**Work instructions**:
Write out the listing beneath this instruction in its entirety, exactly as it reads.

**Records**:

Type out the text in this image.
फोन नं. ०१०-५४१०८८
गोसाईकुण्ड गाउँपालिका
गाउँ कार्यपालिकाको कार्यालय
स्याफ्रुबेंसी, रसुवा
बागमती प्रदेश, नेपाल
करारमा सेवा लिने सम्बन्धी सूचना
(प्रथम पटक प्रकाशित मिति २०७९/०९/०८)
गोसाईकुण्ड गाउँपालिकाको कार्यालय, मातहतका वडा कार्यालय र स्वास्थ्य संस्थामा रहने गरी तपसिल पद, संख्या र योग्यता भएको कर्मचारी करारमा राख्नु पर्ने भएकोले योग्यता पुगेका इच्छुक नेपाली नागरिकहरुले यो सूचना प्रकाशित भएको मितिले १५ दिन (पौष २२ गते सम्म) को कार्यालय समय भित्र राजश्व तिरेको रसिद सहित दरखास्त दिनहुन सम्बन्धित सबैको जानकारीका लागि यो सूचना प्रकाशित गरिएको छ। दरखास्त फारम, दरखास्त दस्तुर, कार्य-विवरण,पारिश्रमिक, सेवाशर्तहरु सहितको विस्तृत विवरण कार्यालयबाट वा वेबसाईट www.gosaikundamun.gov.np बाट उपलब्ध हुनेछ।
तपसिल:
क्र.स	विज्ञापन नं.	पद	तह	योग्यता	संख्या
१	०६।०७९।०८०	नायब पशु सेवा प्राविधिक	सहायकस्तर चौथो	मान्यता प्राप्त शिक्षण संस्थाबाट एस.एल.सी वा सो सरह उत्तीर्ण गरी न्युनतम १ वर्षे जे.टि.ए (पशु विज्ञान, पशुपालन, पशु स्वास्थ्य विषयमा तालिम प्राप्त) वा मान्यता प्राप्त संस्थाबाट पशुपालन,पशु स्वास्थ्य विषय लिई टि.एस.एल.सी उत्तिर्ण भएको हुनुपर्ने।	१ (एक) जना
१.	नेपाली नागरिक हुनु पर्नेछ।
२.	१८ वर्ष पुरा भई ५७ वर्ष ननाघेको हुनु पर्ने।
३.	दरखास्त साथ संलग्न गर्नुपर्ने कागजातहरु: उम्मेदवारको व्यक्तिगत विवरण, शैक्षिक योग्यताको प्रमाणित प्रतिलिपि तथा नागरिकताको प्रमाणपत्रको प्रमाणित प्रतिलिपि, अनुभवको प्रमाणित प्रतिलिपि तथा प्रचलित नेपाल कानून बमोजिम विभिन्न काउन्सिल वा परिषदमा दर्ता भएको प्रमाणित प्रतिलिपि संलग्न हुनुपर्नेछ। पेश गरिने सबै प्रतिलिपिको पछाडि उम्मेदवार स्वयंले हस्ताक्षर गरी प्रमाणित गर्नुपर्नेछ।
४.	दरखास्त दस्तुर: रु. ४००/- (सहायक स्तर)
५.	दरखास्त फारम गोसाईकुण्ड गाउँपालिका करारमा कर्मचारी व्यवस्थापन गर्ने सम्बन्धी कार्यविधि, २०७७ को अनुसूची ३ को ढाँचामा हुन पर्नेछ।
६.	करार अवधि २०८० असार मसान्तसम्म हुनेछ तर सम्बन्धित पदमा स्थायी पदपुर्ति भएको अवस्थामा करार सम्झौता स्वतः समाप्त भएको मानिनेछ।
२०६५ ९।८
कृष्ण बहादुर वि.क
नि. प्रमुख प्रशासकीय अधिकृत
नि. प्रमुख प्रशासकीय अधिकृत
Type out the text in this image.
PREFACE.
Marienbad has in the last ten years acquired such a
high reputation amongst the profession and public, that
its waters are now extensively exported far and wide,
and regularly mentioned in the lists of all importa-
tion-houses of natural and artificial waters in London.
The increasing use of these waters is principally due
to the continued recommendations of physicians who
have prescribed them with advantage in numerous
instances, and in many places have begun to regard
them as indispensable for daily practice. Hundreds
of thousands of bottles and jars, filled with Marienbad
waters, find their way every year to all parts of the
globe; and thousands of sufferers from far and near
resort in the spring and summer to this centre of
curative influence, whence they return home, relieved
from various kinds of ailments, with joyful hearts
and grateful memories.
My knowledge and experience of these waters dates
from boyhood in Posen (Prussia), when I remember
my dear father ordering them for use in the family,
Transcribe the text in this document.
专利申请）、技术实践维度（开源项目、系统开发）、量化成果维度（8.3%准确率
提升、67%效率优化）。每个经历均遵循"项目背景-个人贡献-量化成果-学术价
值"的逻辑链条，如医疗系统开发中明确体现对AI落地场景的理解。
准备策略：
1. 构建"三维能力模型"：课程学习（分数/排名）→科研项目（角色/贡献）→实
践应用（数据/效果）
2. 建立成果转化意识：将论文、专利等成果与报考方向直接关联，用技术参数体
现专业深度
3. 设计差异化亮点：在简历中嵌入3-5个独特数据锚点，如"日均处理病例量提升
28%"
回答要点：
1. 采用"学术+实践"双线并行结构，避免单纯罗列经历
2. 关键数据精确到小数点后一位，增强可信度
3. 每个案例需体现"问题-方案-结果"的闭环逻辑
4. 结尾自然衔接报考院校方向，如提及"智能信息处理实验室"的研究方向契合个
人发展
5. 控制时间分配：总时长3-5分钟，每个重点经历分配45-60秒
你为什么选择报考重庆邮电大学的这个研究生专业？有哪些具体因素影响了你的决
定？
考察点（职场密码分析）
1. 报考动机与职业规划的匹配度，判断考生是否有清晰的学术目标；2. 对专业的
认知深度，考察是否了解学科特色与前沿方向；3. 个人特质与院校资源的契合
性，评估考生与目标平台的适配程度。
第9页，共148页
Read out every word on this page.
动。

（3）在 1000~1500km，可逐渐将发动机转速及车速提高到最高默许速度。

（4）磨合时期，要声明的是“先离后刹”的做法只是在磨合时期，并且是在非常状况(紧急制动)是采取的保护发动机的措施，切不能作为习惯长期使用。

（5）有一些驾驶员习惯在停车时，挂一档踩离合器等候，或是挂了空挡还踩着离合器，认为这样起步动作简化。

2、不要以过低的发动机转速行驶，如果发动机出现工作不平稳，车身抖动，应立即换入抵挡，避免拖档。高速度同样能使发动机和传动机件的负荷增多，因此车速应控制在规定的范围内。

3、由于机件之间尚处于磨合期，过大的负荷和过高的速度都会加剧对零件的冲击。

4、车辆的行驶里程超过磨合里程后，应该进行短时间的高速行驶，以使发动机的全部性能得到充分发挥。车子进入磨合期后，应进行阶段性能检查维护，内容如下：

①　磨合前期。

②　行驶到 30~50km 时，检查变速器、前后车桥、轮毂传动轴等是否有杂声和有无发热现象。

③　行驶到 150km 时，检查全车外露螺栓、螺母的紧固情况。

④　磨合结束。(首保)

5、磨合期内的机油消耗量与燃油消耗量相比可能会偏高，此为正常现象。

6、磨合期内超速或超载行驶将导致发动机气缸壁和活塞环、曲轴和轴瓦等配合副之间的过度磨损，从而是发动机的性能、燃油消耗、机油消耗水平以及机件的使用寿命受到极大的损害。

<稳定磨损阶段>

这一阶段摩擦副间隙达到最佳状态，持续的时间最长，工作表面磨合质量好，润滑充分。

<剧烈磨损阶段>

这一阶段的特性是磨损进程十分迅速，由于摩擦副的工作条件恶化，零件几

**Completed exercise**:
Type out the text in this image.
फोन नं. ०१०-५४१०८८
गोसाईकुण्ड गाउँपालिका
गाउँ कार्यपालिकाको कार्यालय
स्याफ्रुबेंसी, रसुवा
बागमती प्रदेश, नेपाल
करारमा सेवा लिने सम्बन्धी सूचना
(प्रथम पटक प्रकाशित मिति २०७९/०९/०८)
गोसाईकुण्ड गाउँपालिकाको कार्यालय, मातहतका वडा कार्यालय र स्वास्थ्य संस्थामा रहने गरी तपसिल पद, संख्या र योग्यता भएको कर्मचारी करारमा राख्नु पर्ने भएकोले योग्यता पुगेका इच्छुक नेपाली नागरिकहरुले यो सूचना प्रकाशित भएको मितिले १५ दिन (पौष २२ गते सम्म) को कार्यालय समय भित्र राजश्व तिरेको रसिद सहित दरखास्त दिनहुन सम्बन्धित सबैको जानकारीका लागि यो सूचना प्रकाशित गरिएको छ। दरखास्त फारम, दरखास्त दस्तुर, कार्य-विवरण,पारिश्रमिक, सेवाशर्तहरु सहितको विस्तृत विवरण कार्यालयबाट वा वेबसाईट www.gosaikundamun.gov.np बाट उपलब्ध हुनेछ।
तपसिल:
क्र.स	विज्ञापन नं.	पद	तह	योग्यता	संख्या
१	०६।०७९।०८०	नायब पशु सेवा प्राविधिक	सहायकस्तर चौथो	मान्यता प्राप्त शिक्षण संस्थाबाट एस.एल.सी वा सो सरह उत्तीर्ण गरी न्युनतम १ वर्षे जे.टि.ए (पशु विज्ञान, पशुपालन, पशु स्वास्थ्य विषयमा तालिम प्राप्त) वा मान्यता प्राप्त संस्थाबाट पशुपालन,पशु स्वास्थ्य विषय लिई टि.एस.एल.सी उत्तिर्ण भएको हुनुपर्ने।	१ (एक) जना
१.	नेपाली नागरिक हुनु पर्नेछ।
२.	१८ वर्ष पुरा भई ५७ वर्ष ननाघेको हुनु पर्ने।
३.	दरखास्त साथ संलग्न गर्नुपर्ने कागजातहरु: उम्मेदवारको व्यक्तिगत विवरण, शैक्षिक योग्यताको प्रमाणित प्रतिलिपि तथा नागरिकताको प्रमाणपत्रको प्रमाणित प्रतिलिपि, अनुभवको प्रमाणित प्रतिलिपि तथा प्रचलित नेपाल कानून बमोजिम विभिन्न काउन्सिल वा परिषदमा दर्ता भएको प्रमाणित प्रतिलिपि संलग्न हुनुपर्नेछ। पेश गरिने सबै प्रतिलिपिको पछाडि उम्मेदवार स्वयंले हस्ताक्षर गरी प्रमाणित गर्नुपर्नेछ।
४.	दरखास्त दस्तुर: रु. ४००/- (सहायक स्तर)
५.	दरखास्त फारम गोसाईकुण्ड गाउँपालिका करारमा कर्मचारी व्यवस्थापन गर्ने सम्बन्धी कार्यविधि, २०७७ को अनुसूची ३ को ढाँचामा हुन पर्नेछ।
६.	करार अवधि २०८० असार मसान्तसम्म हुनेछ तर सम्बन्धित पदमा स्थायी पदपुर्ति भएको अवस्थामा करार सम्झौता स्वतः समाप्त भएको मानिनेछ।
२०६५ ९।८
कृष्ण बहादुर वि.क
नि. प्रमुख प्रशासकीय अधिकृत
नि. प्रमुख प्रशासकीय अधिकृत
Type out the text in this image.
PREFACE.
Marienbad has in the last ten years acquired such a
high reputation amongst the profession and public, that
its waters are now extensively exported far and wide,
and regularly mentioned in the lists of all importa-
tion-houses of natural and artificial waters in London.
The increasing use of these waters is principally due
to the continued recommendations of physicians who
have prescribed them with advantage in numerous
instances, and in many places have begun to regard
them as indispensable for daily practice. Hundreds
of thousands of bottles and jars, filled with Marienbad
waters, find their way every year to all parts of the
globe; and thousands of sufferers from far and near
resort in the spring and summer to this centre of
curative influence, whence they return home, relieved
from various kinds of ailments, with joyful hearts
and grateful memories.
My knowledge and experience of these waters dates
from boyhood in Posen (Prussia), when I remember
my dear father ordering them for use in the family,
Transcribe the text in this document.
专利申请）、技术实践维度（开源项目、系统开发）、量化成果维度（8.3%准确率
提升、67%效率优化）。每个经历均遵循"项目背景-个人贡献-量化成果-学术价
值"的逻辑链条，如医疗系统开发中明确体现对AI落地场景的理解。
准备策略：
1. 构建"三维能力模型"：课程学习（分数/排名）→科研项目（角色/贡献）→实
践应用（数据/效果）
2. 建立成果转化意识：将论文、专利等成果与报考方向直接关联，用技术参数体
现专业深度
3. 设计差异化亮点：在简历中嵌入3-5个独特数据锚点，如"日均处理病例量提升
28%"
回答要点：
1. 采用"学术+实践"双线并行结构，避免单纯罗列经历
2. 关键数据精确到小数点后一位，增强可信度
3. 每个案例需体现"问题-方案-结果"的闭环逻辑
4. 结尾自然衔接报考院校方向，如提及"智能信息处理实验室"的研究方向契合个
人发展
5. 控制时间分配：总时长3-5分钟，每个重点经历分配45-60秒
你为什么选择报考重庆邮电大学的这个研究生专业？有哪些具体因素影响了你的决
定？
考察点（职场密码分析）
1. 报考动机与职业规划的匹配度，判断考生是否有清晰的学术目标；2. 对专业的
认知深度，考察是否了解学科特色与前沿方向；3. 个人特质与院校资源的契合
性，评估考生与目标平台的适配程度。
第9页，共148页
Read out every word on this page.
动。

（3）在 1000~1500km，可逐渐将发动机转速及车速提高到最高默许速度。

（4）磨合时期，要声明的是“先离后刹”的做法只是在磨合时期，并且是在非常状况(紧急制动)是采取的保护发动机的措施，切不能作为习惯长期使用。

（5）有一些驾驶员习惯在停车时，挂一档踩离合器等候，或是挂了空挡还踩着离合器，认为这样起步动作简化。

2、不要以过低的发动机转速行驶，如果发动机出现工作不平稳，车身抖动，应立即换入抵挡，避免拖档。高速度同样能使发动机和传动机件的负荷增多，因此车速应控制在规定的范围内。

3、由于机件之间尚处于磨合期，过大的负荷和过高的速度都会加剧对零件的冲击。

4、车辆的行驶里程超过磨合里程后，应该进行短时间的高速行驶，以使发动机的全部性能得到充分发挥。车子进入磨合期后，应进行阶段性能检查维护，内容如下：

①　磨合前期。

②　行驶到 30~50km 时，检查变速器、前后车桥、轮毂传动轴等是否有杂声和有无发热现象。

③　行驶到 150km 时，检查全车外露螺栓、螺母的紧固情况。

④　磨合结束。(首保)

5、磨合期内的机油消耗量与燃油消耗量相比可能会偏高，此为正常现象。

6、磨合期内超速或超载行驶将导致发动机气缸壁和活塞环、曲轴和轴瓦等配合副之间的过度磨损，从而是发动机的性能、燃油消耗、机油消耗水平以及机件的使用寿命受到极大的损害。

<稳定磨损阶段>

这一阶段摩擦副间隙达到最佳状态，持续的时间最长，工作表面磨合质量好，润滑充分。

<剧烈磨损阶段>

这一阶段的特性是磨损进程十分迅速，由于摩擦副的工作条件恶化，零件几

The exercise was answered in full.